* **Data listing**:
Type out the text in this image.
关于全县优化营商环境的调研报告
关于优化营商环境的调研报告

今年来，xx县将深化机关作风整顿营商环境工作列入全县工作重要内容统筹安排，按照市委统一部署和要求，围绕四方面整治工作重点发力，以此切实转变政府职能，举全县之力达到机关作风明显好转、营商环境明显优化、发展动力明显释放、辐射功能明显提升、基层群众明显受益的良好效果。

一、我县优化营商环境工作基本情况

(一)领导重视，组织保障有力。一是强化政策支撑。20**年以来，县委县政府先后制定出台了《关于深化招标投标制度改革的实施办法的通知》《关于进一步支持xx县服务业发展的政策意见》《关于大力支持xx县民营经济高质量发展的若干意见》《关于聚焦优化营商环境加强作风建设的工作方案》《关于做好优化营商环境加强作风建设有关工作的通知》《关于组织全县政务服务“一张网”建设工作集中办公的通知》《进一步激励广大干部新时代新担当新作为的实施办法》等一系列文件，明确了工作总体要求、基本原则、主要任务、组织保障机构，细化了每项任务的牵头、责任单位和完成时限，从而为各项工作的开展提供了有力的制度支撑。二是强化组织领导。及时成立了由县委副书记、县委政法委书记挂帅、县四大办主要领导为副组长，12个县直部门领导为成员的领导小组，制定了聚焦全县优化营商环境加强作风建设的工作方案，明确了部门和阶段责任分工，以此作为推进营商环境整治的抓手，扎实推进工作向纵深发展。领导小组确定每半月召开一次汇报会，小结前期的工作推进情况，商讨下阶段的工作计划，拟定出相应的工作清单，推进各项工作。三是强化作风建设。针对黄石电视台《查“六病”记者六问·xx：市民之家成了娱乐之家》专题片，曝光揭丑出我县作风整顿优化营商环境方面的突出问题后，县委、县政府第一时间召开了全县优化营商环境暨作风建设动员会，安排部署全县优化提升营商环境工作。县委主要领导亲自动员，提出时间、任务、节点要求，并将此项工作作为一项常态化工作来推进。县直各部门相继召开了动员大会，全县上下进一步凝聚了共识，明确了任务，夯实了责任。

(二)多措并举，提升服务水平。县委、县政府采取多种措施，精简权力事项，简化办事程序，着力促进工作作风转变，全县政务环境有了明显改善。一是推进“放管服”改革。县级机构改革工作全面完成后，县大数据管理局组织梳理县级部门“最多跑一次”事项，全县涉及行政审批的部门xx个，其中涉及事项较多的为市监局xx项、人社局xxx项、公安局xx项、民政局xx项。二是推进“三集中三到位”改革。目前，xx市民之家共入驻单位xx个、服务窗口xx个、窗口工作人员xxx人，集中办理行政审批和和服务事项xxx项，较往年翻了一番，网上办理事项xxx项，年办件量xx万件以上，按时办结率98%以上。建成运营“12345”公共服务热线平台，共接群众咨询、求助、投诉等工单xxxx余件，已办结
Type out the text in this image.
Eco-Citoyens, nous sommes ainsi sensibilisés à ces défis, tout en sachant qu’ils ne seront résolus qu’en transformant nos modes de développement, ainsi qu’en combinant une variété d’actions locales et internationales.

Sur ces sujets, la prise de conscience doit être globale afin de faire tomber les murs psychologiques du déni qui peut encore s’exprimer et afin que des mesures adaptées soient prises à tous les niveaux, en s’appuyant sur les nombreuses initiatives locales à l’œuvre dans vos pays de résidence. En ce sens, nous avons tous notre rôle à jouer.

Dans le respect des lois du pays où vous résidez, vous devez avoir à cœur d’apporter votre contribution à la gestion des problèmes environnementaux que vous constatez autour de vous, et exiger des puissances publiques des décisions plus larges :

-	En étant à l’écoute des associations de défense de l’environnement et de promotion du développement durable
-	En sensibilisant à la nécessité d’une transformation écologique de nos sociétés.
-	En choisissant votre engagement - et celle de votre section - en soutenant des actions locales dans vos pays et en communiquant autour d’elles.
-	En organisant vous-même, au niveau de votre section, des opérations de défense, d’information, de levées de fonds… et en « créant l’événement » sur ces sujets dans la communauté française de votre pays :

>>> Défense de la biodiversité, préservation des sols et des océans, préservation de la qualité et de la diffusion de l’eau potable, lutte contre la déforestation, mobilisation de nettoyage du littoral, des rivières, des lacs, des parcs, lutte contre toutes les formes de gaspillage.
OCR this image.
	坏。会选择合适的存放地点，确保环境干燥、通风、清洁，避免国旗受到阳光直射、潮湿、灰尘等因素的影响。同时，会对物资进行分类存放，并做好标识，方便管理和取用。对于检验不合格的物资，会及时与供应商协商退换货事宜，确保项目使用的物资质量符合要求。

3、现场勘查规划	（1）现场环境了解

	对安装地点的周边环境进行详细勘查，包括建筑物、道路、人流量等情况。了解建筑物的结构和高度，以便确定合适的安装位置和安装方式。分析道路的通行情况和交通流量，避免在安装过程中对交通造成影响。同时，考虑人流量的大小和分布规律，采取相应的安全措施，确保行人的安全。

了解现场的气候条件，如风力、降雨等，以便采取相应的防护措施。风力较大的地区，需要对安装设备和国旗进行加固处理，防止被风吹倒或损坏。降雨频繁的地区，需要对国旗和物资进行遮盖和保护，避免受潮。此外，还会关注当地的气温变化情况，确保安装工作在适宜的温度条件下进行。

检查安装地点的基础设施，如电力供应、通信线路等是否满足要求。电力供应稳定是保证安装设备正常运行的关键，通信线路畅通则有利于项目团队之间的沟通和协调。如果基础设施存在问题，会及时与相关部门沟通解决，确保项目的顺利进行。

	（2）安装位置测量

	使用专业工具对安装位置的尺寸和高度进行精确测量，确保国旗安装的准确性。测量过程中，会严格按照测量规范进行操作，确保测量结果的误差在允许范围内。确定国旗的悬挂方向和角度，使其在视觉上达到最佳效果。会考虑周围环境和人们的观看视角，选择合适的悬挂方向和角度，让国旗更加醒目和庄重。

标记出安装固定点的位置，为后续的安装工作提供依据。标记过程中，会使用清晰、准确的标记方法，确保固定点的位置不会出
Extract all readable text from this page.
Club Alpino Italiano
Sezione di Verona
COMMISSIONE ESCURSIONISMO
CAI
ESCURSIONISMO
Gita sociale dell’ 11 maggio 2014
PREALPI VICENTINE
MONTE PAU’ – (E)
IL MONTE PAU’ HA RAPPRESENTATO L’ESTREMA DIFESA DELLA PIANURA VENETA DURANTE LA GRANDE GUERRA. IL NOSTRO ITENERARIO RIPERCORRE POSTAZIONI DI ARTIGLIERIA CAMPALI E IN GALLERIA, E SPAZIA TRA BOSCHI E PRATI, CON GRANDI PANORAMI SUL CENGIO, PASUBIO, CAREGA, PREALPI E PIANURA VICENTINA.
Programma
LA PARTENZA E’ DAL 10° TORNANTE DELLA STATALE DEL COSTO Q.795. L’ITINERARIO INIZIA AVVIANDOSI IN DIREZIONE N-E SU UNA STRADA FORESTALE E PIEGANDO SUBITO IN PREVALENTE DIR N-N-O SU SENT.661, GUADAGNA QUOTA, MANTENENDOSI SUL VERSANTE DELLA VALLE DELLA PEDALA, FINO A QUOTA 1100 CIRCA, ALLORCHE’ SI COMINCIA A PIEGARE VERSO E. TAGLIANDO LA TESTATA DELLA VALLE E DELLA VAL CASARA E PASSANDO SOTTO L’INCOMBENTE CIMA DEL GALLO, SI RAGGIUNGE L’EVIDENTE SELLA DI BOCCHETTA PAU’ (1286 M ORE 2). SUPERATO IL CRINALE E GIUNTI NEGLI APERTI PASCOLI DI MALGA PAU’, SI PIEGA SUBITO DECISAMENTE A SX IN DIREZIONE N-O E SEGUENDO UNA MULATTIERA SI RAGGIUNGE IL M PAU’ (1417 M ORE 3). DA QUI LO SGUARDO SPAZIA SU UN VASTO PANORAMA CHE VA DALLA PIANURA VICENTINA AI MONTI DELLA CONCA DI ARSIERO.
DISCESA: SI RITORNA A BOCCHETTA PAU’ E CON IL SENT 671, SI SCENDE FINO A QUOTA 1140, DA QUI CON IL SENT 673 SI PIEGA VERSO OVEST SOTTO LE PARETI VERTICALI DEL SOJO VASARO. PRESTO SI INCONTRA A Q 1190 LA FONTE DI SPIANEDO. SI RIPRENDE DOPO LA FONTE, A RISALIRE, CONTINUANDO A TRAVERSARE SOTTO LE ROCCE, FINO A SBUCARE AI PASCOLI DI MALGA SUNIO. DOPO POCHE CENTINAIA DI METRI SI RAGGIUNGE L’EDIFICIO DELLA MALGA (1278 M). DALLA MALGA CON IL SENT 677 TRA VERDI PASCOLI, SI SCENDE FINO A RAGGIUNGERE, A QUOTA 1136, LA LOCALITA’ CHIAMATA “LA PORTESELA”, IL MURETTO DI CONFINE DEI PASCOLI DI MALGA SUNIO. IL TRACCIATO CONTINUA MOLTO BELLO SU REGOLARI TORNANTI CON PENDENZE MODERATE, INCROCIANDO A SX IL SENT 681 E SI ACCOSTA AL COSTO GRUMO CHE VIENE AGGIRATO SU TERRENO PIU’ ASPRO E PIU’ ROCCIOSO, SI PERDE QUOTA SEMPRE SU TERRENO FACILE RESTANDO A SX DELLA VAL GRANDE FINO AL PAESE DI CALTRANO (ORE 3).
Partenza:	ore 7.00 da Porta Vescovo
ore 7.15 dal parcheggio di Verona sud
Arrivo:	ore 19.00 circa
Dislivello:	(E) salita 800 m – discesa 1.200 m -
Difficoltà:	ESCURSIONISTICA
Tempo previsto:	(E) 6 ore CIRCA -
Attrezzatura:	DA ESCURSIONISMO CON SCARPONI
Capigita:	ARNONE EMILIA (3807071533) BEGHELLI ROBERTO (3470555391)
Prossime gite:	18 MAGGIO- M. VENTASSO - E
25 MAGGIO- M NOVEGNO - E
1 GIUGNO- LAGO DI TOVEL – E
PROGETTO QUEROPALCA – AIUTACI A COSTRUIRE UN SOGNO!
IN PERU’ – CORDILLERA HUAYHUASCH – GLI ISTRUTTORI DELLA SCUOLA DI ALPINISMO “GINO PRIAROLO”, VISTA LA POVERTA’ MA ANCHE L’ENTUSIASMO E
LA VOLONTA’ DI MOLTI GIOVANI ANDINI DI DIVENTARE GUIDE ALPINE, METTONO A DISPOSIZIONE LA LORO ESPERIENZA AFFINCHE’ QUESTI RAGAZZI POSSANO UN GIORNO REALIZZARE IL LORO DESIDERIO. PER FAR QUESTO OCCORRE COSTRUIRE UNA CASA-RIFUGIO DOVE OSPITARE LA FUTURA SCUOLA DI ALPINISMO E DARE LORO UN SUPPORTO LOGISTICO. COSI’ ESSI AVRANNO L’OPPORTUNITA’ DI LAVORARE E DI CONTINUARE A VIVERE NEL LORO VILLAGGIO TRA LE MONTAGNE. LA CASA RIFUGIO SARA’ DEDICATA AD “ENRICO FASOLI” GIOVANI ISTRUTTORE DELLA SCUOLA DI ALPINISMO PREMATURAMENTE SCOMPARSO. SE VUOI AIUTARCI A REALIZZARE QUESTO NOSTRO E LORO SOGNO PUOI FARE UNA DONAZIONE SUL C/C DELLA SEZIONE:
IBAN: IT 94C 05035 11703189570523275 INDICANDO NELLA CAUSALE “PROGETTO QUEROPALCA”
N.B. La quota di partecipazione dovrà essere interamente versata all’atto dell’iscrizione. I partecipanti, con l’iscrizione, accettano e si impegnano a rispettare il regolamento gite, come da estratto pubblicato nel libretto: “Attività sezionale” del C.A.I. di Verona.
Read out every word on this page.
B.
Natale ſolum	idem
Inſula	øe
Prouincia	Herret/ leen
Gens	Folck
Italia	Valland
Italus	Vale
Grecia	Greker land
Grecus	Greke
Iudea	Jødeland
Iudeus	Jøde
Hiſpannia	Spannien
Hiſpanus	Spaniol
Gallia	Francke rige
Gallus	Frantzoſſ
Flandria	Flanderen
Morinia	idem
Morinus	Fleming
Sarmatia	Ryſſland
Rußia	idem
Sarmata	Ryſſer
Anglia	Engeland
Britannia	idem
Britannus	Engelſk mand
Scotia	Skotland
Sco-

* **Exercise requirements**: Identify the lines above with the word "page". Copy them.

* **Complete response**:
Extract all readable text from this page.
Read out every word on this page.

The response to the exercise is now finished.